***** Record extracts

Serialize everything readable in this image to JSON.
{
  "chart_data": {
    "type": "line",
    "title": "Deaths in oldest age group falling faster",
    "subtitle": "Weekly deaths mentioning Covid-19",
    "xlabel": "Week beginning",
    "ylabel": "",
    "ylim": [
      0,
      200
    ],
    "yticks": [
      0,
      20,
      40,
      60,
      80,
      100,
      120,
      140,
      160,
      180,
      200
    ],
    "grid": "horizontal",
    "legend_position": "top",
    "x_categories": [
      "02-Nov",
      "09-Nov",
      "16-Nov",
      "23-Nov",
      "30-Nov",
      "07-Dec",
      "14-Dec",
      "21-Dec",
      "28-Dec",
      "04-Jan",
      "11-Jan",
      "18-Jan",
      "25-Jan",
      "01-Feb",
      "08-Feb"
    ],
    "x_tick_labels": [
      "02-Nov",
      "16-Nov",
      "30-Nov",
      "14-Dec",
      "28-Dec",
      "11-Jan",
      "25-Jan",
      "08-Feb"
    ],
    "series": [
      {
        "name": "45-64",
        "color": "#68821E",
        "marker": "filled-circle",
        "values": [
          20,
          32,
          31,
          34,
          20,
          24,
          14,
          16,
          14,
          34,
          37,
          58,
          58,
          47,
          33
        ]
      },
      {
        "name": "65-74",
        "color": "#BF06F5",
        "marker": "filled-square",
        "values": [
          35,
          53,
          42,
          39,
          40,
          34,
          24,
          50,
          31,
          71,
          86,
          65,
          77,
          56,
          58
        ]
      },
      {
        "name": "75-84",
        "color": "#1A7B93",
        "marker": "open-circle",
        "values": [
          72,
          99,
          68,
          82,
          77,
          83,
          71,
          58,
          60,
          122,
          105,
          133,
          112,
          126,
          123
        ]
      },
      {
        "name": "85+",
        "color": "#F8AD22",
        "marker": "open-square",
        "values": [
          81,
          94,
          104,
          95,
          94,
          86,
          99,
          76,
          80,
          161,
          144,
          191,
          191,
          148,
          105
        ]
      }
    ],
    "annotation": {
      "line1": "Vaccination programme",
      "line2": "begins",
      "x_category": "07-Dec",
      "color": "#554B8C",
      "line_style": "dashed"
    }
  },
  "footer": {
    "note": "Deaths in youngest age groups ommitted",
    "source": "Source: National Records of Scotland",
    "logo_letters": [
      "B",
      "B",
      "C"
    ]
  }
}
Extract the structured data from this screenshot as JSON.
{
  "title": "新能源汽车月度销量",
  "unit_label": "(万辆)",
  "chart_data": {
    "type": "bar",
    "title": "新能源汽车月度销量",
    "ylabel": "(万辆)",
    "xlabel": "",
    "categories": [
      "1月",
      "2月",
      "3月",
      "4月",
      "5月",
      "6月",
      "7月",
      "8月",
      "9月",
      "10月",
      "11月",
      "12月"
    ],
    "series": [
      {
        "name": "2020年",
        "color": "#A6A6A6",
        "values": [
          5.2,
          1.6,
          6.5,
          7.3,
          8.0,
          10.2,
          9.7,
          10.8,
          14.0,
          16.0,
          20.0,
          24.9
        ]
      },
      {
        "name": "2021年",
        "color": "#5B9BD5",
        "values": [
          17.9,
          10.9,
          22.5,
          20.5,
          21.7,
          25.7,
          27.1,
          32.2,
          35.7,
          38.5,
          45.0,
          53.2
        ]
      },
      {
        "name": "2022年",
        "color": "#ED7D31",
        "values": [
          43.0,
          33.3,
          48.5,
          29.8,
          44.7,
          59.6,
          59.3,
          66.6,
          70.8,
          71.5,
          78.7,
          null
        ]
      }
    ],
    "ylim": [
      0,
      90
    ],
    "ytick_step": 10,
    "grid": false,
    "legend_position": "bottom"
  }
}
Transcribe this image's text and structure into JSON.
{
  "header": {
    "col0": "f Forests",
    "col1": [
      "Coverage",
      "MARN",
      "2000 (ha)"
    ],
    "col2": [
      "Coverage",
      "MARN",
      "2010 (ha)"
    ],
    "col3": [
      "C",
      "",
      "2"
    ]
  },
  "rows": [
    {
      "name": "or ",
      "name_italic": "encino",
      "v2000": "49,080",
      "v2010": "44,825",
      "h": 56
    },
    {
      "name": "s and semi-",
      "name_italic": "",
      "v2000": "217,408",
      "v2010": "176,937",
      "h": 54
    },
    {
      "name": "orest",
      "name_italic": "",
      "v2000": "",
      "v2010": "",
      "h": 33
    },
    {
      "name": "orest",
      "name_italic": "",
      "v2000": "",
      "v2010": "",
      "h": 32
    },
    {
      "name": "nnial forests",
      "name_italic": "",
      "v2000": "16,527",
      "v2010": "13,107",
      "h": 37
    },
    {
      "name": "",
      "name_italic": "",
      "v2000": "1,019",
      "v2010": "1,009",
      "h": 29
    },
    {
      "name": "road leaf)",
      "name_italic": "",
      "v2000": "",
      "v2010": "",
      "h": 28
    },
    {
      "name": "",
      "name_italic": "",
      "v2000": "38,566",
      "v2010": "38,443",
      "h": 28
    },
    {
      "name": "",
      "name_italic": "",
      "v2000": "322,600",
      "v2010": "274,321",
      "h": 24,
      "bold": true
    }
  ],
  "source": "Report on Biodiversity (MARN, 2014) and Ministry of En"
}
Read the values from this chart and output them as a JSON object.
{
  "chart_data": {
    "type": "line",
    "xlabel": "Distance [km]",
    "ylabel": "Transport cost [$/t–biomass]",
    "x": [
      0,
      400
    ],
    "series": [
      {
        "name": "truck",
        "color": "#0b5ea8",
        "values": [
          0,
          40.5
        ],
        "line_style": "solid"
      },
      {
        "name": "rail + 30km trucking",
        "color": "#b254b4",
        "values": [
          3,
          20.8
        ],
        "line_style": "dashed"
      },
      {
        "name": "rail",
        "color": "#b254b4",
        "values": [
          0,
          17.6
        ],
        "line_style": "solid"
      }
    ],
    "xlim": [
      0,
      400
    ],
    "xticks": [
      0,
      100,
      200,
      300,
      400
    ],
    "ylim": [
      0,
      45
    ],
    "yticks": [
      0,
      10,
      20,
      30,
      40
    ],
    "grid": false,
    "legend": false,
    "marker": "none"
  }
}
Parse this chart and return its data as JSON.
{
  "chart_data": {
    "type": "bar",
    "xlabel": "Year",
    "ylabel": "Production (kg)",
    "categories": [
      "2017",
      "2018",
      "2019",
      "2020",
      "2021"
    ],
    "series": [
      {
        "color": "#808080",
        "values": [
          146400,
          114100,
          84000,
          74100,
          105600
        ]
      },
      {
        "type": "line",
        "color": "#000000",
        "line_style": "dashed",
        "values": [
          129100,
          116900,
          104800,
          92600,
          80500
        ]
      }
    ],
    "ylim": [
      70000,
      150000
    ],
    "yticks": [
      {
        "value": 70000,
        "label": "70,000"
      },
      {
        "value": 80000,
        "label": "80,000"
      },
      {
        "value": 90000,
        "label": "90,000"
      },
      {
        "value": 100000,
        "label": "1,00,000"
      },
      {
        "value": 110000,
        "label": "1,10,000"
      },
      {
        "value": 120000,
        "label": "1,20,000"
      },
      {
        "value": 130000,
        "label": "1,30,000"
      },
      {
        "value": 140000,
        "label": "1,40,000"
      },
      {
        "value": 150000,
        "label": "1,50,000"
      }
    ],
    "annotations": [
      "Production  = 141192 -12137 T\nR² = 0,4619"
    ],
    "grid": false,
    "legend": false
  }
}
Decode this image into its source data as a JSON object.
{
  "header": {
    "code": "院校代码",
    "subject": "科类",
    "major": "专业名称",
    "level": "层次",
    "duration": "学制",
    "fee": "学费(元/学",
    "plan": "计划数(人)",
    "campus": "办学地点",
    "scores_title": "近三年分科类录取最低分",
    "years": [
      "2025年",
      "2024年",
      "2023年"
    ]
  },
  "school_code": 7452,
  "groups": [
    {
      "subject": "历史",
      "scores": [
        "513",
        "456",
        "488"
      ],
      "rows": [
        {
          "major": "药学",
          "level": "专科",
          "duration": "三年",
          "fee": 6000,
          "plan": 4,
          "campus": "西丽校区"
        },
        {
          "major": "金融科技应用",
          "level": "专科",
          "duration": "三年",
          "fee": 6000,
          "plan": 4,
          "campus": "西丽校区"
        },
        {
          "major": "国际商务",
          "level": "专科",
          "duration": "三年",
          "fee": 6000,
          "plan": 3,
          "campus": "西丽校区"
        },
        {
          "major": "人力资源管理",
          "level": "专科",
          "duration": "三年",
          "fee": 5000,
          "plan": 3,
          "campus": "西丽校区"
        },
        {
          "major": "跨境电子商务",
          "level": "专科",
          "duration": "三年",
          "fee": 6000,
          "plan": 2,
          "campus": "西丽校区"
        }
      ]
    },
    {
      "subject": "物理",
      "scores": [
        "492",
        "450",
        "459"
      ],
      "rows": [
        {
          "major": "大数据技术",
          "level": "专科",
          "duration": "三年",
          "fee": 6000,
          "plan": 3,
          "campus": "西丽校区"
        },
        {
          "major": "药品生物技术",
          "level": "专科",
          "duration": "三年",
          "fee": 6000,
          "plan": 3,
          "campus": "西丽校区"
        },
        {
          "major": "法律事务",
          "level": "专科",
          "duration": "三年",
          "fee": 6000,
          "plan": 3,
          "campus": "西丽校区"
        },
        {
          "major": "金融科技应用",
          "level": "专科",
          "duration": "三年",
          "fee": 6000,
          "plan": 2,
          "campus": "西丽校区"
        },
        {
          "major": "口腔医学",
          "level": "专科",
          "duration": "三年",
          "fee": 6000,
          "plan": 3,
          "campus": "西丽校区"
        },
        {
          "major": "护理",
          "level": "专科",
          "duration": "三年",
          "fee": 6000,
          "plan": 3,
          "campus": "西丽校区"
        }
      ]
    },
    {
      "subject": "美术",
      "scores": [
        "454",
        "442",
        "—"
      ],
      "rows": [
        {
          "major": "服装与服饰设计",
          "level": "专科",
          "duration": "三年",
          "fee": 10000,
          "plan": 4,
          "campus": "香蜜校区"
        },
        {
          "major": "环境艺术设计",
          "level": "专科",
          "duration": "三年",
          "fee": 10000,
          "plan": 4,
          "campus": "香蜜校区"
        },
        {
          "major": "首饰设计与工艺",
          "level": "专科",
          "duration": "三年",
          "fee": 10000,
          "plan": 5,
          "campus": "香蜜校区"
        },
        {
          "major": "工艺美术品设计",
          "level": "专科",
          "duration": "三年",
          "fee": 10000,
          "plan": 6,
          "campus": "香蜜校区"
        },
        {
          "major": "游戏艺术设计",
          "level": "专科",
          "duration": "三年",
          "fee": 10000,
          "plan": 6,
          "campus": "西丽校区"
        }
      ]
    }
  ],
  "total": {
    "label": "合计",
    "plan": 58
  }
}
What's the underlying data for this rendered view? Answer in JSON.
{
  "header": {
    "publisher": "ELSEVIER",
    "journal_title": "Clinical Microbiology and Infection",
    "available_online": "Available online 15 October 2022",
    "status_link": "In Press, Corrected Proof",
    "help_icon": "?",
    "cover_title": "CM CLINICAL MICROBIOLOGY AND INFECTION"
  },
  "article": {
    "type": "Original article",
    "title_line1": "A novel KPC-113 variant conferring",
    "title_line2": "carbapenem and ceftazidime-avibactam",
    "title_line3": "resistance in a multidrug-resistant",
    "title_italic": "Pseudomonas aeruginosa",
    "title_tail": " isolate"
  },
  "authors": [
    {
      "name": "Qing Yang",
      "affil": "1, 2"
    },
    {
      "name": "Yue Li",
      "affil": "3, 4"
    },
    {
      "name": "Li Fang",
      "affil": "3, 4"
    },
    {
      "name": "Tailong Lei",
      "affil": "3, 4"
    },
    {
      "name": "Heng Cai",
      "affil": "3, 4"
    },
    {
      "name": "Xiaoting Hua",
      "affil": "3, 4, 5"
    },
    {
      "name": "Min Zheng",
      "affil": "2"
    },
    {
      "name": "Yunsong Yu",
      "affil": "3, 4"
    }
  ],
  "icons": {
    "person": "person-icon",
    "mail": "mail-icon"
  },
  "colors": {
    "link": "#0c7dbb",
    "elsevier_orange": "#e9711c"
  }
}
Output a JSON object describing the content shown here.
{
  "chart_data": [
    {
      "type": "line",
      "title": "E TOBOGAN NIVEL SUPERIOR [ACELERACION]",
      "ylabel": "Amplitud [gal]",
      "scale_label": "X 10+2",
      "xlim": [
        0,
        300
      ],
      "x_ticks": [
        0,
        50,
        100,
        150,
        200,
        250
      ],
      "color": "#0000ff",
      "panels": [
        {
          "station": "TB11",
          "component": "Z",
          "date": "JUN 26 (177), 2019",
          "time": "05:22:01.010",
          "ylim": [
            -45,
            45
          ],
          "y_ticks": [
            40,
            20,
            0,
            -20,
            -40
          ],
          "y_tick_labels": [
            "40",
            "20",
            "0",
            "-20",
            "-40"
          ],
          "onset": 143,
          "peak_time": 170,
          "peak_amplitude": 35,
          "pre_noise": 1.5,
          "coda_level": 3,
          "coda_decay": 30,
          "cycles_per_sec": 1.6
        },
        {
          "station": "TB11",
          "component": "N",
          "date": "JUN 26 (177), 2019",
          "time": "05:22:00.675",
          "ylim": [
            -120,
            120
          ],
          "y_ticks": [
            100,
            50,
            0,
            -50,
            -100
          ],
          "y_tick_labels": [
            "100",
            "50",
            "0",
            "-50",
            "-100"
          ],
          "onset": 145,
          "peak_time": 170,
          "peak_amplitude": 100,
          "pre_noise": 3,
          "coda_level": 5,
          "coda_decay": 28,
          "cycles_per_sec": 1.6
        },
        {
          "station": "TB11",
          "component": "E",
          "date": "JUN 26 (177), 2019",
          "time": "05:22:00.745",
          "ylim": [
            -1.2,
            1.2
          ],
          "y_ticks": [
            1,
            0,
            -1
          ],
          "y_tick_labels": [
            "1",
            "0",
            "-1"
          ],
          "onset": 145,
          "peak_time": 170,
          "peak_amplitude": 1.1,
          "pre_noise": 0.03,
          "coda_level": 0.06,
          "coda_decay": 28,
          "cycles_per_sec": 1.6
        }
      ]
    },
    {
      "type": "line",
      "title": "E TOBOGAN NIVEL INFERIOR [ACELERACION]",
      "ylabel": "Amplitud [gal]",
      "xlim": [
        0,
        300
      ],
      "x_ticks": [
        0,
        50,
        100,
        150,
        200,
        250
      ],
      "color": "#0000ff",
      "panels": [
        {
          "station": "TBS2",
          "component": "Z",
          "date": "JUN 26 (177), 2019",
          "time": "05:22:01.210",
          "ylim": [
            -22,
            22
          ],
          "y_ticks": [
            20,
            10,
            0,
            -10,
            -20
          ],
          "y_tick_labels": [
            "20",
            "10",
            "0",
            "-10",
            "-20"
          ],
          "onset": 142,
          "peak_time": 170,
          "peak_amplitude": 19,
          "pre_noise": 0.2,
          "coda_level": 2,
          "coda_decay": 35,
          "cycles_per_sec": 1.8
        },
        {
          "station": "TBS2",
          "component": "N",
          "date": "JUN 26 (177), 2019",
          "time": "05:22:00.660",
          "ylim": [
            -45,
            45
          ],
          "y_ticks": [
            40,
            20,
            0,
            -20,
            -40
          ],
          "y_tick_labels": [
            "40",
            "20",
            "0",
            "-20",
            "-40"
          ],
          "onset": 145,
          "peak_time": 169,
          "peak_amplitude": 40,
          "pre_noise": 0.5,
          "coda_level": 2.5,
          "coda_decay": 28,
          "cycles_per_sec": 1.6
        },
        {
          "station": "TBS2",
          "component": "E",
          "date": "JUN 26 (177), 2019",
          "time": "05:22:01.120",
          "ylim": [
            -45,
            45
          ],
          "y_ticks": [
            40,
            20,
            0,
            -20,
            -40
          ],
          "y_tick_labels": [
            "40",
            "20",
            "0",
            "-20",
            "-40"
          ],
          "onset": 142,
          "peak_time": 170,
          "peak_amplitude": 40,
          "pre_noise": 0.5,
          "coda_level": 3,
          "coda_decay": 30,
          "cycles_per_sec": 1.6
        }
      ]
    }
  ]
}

**********

■ Requirements
Which lines include "subject"? Copy each of them out.

■ Written answer
    "subject": "科类",
      "subject": "历史",
      "subject": "物理",
      "subject": "美术",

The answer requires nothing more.